Provided data
————————

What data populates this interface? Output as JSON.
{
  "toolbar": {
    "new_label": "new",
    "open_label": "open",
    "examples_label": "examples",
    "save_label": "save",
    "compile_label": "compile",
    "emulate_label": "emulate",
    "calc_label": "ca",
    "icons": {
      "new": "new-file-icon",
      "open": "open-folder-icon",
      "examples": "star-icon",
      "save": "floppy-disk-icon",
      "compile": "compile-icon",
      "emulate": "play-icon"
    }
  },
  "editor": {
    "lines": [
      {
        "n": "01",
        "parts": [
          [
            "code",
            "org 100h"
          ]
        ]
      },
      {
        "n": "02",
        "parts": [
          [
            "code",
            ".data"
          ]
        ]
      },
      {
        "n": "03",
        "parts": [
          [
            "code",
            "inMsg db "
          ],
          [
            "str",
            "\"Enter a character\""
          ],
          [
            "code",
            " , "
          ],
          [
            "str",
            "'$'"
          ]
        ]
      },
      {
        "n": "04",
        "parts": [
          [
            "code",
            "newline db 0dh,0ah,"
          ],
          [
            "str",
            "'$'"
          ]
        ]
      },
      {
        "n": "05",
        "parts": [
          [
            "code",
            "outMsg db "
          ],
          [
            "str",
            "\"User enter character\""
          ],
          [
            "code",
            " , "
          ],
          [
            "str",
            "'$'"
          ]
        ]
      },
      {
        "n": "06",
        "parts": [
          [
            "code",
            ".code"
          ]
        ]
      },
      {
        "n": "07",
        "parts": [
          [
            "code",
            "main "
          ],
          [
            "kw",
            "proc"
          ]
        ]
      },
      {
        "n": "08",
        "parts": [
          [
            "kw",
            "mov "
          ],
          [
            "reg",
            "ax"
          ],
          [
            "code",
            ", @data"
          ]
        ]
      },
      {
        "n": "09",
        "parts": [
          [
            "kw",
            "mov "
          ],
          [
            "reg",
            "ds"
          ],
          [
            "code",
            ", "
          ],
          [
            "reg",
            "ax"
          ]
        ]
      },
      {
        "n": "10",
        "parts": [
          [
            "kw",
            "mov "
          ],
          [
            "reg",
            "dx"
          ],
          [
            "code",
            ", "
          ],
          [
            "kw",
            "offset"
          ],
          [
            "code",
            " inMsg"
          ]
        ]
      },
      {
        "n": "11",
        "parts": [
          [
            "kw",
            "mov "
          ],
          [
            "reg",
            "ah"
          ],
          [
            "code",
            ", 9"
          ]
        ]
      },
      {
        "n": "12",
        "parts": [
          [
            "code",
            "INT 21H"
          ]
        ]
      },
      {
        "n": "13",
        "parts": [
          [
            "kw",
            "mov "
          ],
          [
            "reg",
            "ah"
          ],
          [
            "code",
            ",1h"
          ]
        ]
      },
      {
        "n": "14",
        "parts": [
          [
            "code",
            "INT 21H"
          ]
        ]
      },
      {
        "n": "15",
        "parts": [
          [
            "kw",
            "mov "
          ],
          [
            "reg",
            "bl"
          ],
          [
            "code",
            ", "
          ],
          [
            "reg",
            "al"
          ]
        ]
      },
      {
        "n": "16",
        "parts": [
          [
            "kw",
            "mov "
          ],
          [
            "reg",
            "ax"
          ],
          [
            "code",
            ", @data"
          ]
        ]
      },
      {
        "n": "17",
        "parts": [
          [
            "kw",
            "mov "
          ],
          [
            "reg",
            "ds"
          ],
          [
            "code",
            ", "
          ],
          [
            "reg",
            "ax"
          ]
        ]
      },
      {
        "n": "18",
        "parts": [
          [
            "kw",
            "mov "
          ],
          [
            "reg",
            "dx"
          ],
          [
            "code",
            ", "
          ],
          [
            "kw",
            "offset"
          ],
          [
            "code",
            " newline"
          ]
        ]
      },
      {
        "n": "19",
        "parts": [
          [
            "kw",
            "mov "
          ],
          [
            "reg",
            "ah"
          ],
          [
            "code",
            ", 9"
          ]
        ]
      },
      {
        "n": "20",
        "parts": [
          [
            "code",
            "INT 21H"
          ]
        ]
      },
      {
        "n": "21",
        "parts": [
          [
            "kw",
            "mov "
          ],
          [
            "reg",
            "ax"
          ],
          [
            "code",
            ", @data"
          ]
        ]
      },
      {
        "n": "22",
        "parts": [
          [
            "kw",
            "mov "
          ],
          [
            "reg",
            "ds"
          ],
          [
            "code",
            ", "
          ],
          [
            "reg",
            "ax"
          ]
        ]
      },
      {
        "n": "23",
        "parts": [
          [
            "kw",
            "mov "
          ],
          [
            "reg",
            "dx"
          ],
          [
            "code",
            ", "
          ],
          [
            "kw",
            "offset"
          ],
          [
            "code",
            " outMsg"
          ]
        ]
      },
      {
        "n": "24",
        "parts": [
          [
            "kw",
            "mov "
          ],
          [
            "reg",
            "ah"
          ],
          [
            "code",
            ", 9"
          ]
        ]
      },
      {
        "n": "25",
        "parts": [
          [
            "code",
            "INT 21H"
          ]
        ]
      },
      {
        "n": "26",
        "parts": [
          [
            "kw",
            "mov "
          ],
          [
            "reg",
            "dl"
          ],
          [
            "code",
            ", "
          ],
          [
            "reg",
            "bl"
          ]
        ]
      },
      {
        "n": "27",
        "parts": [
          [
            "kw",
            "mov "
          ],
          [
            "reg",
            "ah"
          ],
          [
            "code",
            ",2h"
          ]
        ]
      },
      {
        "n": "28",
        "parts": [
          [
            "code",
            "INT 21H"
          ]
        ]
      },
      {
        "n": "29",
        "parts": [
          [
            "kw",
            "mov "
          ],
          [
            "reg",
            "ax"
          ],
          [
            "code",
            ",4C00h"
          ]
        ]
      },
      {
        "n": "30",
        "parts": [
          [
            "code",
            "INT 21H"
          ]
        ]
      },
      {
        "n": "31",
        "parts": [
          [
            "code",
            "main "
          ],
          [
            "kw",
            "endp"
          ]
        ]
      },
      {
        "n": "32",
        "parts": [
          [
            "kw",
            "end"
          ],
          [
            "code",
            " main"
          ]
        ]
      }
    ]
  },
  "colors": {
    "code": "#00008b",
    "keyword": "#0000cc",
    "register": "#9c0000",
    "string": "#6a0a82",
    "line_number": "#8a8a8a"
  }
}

————————

Stated exercise
In the entries above, find every line with the word "open" and list it.

Answer to this exercise
    "open_label": "open",
      "open": "open-folder-icon",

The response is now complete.